Lines of data:

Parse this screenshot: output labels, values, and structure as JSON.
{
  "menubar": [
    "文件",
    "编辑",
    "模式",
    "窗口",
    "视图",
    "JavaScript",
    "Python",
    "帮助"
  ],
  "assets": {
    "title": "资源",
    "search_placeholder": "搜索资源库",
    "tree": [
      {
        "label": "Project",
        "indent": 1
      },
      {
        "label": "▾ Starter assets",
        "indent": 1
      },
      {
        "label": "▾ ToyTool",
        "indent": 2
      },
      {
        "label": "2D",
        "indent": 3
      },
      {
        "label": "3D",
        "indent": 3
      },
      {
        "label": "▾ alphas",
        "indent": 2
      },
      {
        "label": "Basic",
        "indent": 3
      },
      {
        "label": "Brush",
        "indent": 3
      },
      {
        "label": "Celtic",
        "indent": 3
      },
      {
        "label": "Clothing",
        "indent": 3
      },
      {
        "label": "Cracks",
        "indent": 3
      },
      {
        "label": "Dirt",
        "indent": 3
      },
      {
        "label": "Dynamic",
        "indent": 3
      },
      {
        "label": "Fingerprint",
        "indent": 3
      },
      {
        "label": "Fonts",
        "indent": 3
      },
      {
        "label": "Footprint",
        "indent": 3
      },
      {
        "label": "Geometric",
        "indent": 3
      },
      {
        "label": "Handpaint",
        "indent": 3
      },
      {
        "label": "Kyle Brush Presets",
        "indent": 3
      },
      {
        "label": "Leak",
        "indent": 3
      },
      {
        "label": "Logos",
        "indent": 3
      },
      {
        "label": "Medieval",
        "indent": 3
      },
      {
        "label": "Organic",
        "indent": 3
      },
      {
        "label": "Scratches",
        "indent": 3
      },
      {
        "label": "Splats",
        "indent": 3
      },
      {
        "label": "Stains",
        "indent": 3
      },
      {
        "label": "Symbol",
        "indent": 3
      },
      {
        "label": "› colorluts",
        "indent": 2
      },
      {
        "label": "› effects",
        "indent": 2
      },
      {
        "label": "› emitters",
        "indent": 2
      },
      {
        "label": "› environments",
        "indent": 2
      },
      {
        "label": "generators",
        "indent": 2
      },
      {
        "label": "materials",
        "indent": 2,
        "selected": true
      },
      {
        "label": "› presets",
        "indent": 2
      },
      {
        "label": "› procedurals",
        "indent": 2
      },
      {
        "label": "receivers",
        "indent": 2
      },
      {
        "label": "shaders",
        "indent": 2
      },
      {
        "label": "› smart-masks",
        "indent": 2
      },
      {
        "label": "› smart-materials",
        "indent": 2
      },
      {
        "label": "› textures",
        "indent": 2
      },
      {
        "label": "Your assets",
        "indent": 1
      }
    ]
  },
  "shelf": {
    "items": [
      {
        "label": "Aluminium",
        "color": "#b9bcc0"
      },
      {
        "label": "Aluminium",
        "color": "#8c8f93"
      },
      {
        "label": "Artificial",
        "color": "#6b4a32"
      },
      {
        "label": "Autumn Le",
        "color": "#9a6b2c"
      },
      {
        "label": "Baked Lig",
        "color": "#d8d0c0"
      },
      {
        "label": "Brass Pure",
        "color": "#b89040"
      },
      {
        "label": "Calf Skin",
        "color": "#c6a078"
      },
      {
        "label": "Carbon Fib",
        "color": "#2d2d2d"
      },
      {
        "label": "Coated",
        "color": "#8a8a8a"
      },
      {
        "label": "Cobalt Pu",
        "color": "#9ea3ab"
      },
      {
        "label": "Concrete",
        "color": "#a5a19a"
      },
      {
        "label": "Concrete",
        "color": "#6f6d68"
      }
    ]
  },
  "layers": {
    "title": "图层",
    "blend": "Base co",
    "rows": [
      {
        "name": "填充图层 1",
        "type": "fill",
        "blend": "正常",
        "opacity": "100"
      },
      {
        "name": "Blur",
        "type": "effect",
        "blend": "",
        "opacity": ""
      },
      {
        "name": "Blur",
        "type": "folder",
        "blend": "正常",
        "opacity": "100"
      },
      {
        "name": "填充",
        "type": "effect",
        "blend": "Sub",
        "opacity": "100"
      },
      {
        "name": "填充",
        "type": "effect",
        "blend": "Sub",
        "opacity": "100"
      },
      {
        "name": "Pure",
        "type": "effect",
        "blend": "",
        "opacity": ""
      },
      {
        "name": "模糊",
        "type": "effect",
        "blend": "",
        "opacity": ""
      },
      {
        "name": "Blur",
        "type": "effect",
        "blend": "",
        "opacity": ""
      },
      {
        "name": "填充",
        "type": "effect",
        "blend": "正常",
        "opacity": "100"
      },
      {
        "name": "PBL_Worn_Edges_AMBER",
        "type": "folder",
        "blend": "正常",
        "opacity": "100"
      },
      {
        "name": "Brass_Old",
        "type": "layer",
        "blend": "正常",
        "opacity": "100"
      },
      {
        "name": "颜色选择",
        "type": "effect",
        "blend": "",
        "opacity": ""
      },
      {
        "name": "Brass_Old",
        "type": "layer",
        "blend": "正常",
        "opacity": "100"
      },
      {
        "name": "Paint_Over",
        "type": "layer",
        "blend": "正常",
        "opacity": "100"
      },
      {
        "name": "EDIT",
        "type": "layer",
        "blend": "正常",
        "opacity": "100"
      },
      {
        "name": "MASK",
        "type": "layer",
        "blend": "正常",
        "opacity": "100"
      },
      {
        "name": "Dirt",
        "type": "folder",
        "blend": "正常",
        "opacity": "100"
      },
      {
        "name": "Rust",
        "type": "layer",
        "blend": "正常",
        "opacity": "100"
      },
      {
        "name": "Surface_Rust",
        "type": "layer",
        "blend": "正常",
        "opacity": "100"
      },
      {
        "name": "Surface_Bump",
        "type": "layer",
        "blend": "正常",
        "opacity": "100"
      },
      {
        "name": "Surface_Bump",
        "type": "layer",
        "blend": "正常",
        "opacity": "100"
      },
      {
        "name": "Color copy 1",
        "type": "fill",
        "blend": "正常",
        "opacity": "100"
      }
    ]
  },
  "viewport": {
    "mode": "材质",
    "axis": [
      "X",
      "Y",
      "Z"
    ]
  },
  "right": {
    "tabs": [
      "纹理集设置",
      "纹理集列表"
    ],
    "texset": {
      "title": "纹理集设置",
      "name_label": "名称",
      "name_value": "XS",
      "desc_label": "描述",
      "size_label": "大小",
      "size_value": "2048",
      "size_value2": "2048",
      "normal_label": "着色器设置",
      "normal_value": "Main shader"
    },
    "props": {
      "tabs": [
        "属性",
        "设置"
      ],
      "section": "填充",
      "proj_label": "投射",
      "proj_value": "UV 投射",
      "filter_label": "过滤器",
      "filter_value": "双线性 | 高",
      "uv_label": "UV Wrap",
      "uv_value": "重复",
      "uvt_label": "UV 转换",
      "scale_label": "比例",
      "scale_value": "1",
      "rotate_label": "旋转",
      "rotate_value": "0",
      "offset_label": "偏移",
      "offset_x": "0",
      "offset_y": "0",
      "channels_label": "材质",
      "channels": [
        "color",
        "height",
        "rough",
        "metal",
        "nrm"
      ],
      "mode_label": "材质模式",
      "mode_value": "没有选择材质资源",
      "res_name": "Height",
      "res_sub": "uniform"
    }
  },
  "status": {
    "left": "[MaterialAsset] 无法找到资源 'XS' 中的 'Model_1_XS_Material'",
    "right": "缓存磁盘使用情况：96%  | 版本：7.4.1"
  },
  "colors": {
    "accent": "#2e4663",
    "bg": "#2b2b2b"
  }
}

▶ AIM
Reproduce the full listing exactly.

▶ TASK OUTPUT
Parse this screenshot: output labels, values, and structure as JSON.
{
  "menubar": [
    "文件",
    "编辑",
    "模式",
    "窗口",
    "视图",
    "JavaScript",
    "Python",
    "帮助"
  ],
  "assets": {
    "title": "资源",
    "search_placeholder": "搜索资源库",
    "tree": [
      {
        "label": "Project",
        "indent": 1
      },
      {
        "label": "▾ Starter assets",
        "indent": 1
      },
      {
        "label": "▾ ToyTool",
        "indent": 2
      },
      {
        "label": "2D",
        "indent": 3
      },
      {
        "label": "3D",
        "indent": 3
      },
      {
        "label": "▾ alphas",
        "indent": 2
      },
      {
        "label": "Basic",
        "indent": 3
      },
      {
        "label": "Brush",
        "indent": 3
      },
      {
        "label": "Celtic",
        "indent": 3
      },
      {
        "label": "Clothing",
        "indent": 3
      },
      {
        "label": "Cracks",
        "indent": 3
      },
      {
        "label": "Dirt",
        "indent": 3
      },
      {
        "label": "Dynamic",
        "indent": 3
      },
      {
        "label": "Fingerprint",
        "indent": 3
      },
      {
        "label": "Fonts",
        "indent": 3
      },
      {
        "label": "Footprint",
        "indent": 3
      },
      {
        "label": "Geometric",
        "indent": 3
      },
      {
        "label": "Handpaint",
        "indent": 3
      },
      {
        "label": "Kyle Brush Presets",
        "indent": 3
      },
      {
        "label": "Leak",
        "indent": 3
      },
      {
        "label": "Logos",
        "indent": 3
      },
      {
        "label": "Medieval",
        "indent": 3
      },
      {
        "label": "Organic",
        "indent": 3
      },
      {
        "label": "Scratches",
        "indent": 3
      },
      {
        "label": "Splats",
        "indent": 3
      },
      {
        "label": "Stains",
        "indent": 3
      },
      {
        "label": "Symbol",
        "indent": 3
      },
      {
        "label": "› colorluts",
        "indent": 2
      },
      {
        "label": "› effects",
        "indent": 2
      },
      {
        "label": "› emitters",
        "indent": 2
      },
      {
        "label": "› environments",
        "indent": 2
      },
      {
        "label": "generators",
        "indent": 2
      },
      {
        "label": "materials",
        "indent": 2,
        "selected": true
      },
      {
        "label": "› presets",
        "indent": 2
      },
      {
        "label": "› procedurals",
        "indent": 2
      },
      {
        "label": "receivers",
        "indent": 2
      },
      {
        "label": "shaders",
        "indent": 2
      },
      {
        "label": "› smart-masks",
        "indent": 2
      },
      {
        "label": "› smart-materials",
        "indent": 2
      },
      {
        "label": "› textures",
        "indent": 2
      },
      {
        "label": "Your assets",
        "indent": 1
      }
    ]
  },
  "shelf": {
    "items": [
      {
        "label": "Aluminium",
        "color": "#b9bcc0"
      },
      {
        "label": "Aluminium",
        "color": "#8c8f93"
      },
      {
        "label": "Artificial",
        "color": "#6b4a32"
      },
      {
        "label": "Autumn Le",
        "color": "#9a6b2c"
      },
      {
        "label": "Baked Lig",
        "color": "#d8d0c0"
      },
      {
        "label": "Brass Pure",
        "color": "#b89040"
      },
      {
        "label": "Calf Skin",
        "color": "#c6a078"
      },
      {
        "label": "Carbon Fib",
        "color": "#2d2d2d"
      },
      {
        "label": "Coated",
        "color": "#8a8a8a"
      },
      {
        "label": "Cobalt Pu",
        "color": "#9ea3ab"
      },
      {
        "label": "Concrete",
        "color": "#a5a19a"
      },
      {
        "label": "Concrete",
        "color": "#6f6d68"
      }
    ]
  },
  "layers": {
    "title": "图层",
    "blend": "Base co",
    "rows": [
      {
        "name": "填充图层 1",
        "type": "fill",
        "blend": "正常",
        "opacity": "100"
      },
      {
        "name": "Blur",
        "type": "effect",
        "blend": "",
        "opacity": ""
      },
      {
        "name": "Blur",
        "type": "folder",
        "blend": "正常",
        "opacity": "100"
      },
      {
        "name": "填充",
        "type": "effect",
        "blend": "Sub",
        "opacity": "100"
      },
      {
        "name": "填充",
        "type": "effect",
        "blend": "Sub",
        "opacity": "100"
      },
      {
        "name": "Pure",
        "type": "effect",
        "blend": "",
        "opacity": ""
      },
      {
        "name": "模糊",
        "type": "effect",
        "blend": "",
        "opacity": ""
      },
      {
        "name": "Blur",
        "type": "effect",
        "blend": "",
        "opacity": ""
      },
      {
        "name": "填充",
        "type": "effect",
        "blend": "正常",
        "opacity": "100"
      },
      {
        "name": "PBL_Worn_Edges_AMBER",
        "type": "folder",
        "blend": "正常",
        "opacity": "100"
      },
      {
        "name": "Brass_Old",
        "type": "layer",
        "blend": "正常",
        "opacity": "100"
      },
      {
        "name": "颜色选择",
        "type": "effect",
        "blend": "",
        "opacity": ""
      },
      {
        "name": "Brass_Old",
        "type": "layer",
        "blend": "正常",
        "opacity": "100"
      },
      {
        "name": "Paint_Over",
        "type": "layer",
        "blend": "正常",
        "opacity": "100"
      },
      {
        "name": "EDIT",
        "type": "layer",
        "blend": "正常",
        "opacity": "100"
      },
      {
        "name": "MASK",
        "type": "layer",
        "blend": "正常",
        "opacity": "100"
      },
      {
        "name": "Dirt",
        "type": "folder",
        "blend": "正常",
        "opacity": "100"
      },
      {
        "name": "Rust",
        "type": "layer",
        "blend": "正常",
        "opacity": "100"
      },
      {
        "name": "Surface_Rust",
        "type": "layer",
        "blend": "正常",
        "opacity": "100"
      },
      {
        "name": "Surface_Bump",
        "type": "layer",
        "blend": "正常",
        "opacity": "100"
      },
      {
        "name": "Surface_Bump",
        "type": "layer",
        "blend": "正常",
        "opacity": "100"
      },
      {
        "name": "Color copy 1",
        "type": "fill",
        "blend": "正常",
        "opacity": "100"
      }
    ]
  },
  "viewport": {
    "mode": "材质",
    "axis": [
      "X",
      "Y",
      "Z"
    ]
  },
  "right": {
    "tabs": [
      "纹理集设置",
      "纹理集列表"
    ],
    "texset": {
      "title": "纹理集设置",
      "name_label": "名称",
      "name_value": "XS",
      "desc_label": "描述",
      "size_label": "大小",
      "size_value": "2048",
      "size_value2": "2048",
      "normal_label": "着色器设置",
      "normal_value": "Main shader"
    },
    "props": {
      "tabs": [
        "属性",
        "设置"
      ],
      "section": "填充",
      "proj_label": "投射",
      "proj_value": "UV 投射",
      "filter_label": "过滤器",
      "filter_value": "双线性 | 高",
      "uv_label": "UV Wrap",
      "uv_value": "重复",
      "uvt_label": "UV 转换",
      "scale_label": "比例",
      "scale_value": "1",
      "rotate_label": "旋转",
      "rotate_value": "0",
      "offset_label": "偏移",
      "offset_x": "0",
      "offset_y": "0",
      "channels_label": "材质",
      "channels": [
        "color",
        "height",
        "rough",
        "metal",
        "nrm"
      ],
      "mode_label": "材质模式",
      "mode_value": "没有选择材质资源",
      "res_name": "Height",
      "res_sub": "uniform"
    }
  },
  "status": {
    "left": "[MaterialAsset] 无法找到资源 'XS' 中的 'Model_1_XS_Material'",
    "right": "缓存磁盘使用情况：96%  | 版本：7.4.1"
  },
  "colors": {
    "accent": "#2e4663",
    "bg": "#2b2b2b"
  }
}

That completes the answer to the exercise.